Aufgabe —
Der Bericht über den Vortrag von Lydia Benecke in Bayreuth nennt Gruppen und Medien, bei denen sie ein gern gesehener Gast ist. Zähle alle auf.

Textauszug —
********************
Die Frau ist gefragt.
Nicht nur bei Psychologen, Juristen, Polizisten, der schreibenden
Presse oder dem Fernsehen ist sie ein gern gesehener Gast. Auch in
unserer Gegend erfreuen sich Lesungen von Lydia Benecke immer einer
großen Nachfrage. Tendenz steigend. Das sieht man besonders gut
in Bayreuth. War im letzten Jahr der kleine Vortragssaal schon bestens
gefühlt, erwies sich diesmal der große Saal als perfekte
Location um die Ausführungen von Lydia Benecke zum Thema
Psychopathinnen mitzuverfolgen. Das
erfordert übrigens viel Sitzfleisch beim Publikum. Denn wenn Frau
Benecke erst einmal in Fahrt ist stoppt man sie nicht so leicht.
Erst um 23.45 war Lydia Benecke zumindest themenmäßig für diesen
Abend mit ihren Ausführungen am Ende. Zeit für die Besucher
nahm sie sich trotz vorgerückter Stunde aber auch danach noch
reichlich. 3 Stunden 45 Minuten zuhören, unterbrochen von einer
kurzen Pause, die man für das Signieren der Bücher oder
für Fotos mit ihr nutzen konnte, sind wahrlich nicht
alltäglich.
Man könnte sich des Themas auch viel reißerischer in 2
Stunden annehmen, viel Wissenschaftliches weglassen und das Publikum
wäre vielleicht sogar zum Teil noch begeisterter. Aber das ist
absolut nicht ihr Ding. Sie hat einen wissenschaftlichen Anspruch an
sich und den will sie auch mit dem Publikum teilen. Und das ist auch
wirklich gut so. Langweilig wird es trotzdem nicht. Ganz im Gegenteil.
Die Zeit vergeht wie im Flug, auch ein Verdienst von Lydia Beneckes
lockerer Art und ihres durchaus fröhlichen Wesens.
Lydia Benecke versteht es einfach großartig trockene Theorie so
unterhaltsam zu verpacken, dass man sich nicht langweilt, egal ob mit
oder ohne Vorbildung in diesem Bereich. Somit kann jeder neben viel
Schrecklichem (was Menschen anderen Menschen antun können und
warum) auch einiges (mehr) an Wissen mitnehmen.
********************
Einträge —
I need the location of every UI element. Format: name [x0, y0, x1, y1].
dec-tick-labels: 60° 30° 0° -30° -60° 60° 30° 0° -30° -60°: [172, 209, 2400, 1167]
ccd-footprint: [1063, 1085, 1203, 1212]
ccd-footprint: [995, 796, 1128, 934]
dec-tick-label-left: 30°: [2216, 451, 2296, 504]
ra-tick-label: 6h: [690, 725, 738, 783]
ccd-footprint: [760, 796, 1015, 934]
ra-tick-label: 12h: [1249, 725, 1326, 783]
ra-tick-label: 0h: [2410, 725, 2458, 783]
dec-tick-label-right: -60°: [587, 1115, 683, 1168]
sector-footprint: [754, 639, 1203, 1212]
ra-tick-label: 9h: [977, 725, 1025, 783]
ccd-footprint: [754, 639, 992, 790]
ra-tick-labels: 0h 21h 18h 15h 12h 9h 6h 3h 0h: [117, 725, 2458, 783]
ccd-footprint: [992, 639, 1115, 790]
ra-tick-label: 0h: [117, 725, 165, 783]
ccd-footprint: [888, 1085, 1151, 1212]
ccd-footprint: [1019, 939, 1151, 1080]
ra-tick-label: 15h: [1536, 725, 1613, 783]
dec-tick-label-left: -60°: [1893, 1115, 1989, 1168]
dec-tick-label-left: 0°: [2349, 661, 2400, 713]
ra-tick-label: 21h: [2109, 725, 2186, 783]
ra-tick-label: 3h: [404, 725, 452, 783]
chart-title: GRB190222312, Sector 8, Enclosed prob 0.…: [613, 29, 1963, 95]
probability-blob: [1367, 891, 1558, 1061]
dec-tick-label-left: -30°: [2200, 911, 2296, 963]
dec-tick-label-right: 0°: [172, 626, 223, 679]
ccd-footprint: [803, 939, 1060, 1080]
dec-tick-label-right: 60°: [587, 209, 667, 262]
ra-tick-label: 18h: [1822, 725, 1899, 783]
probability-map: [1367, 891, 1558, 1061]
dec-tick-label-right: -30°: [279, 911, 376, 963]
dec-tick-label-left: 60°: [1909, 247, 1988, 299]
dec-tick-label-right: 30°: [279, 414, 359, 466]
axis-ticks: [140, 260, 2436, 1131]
********************
Lösung —
Psychologen, Juristen, Polizisten, die schreibende Presse, das Fernsehen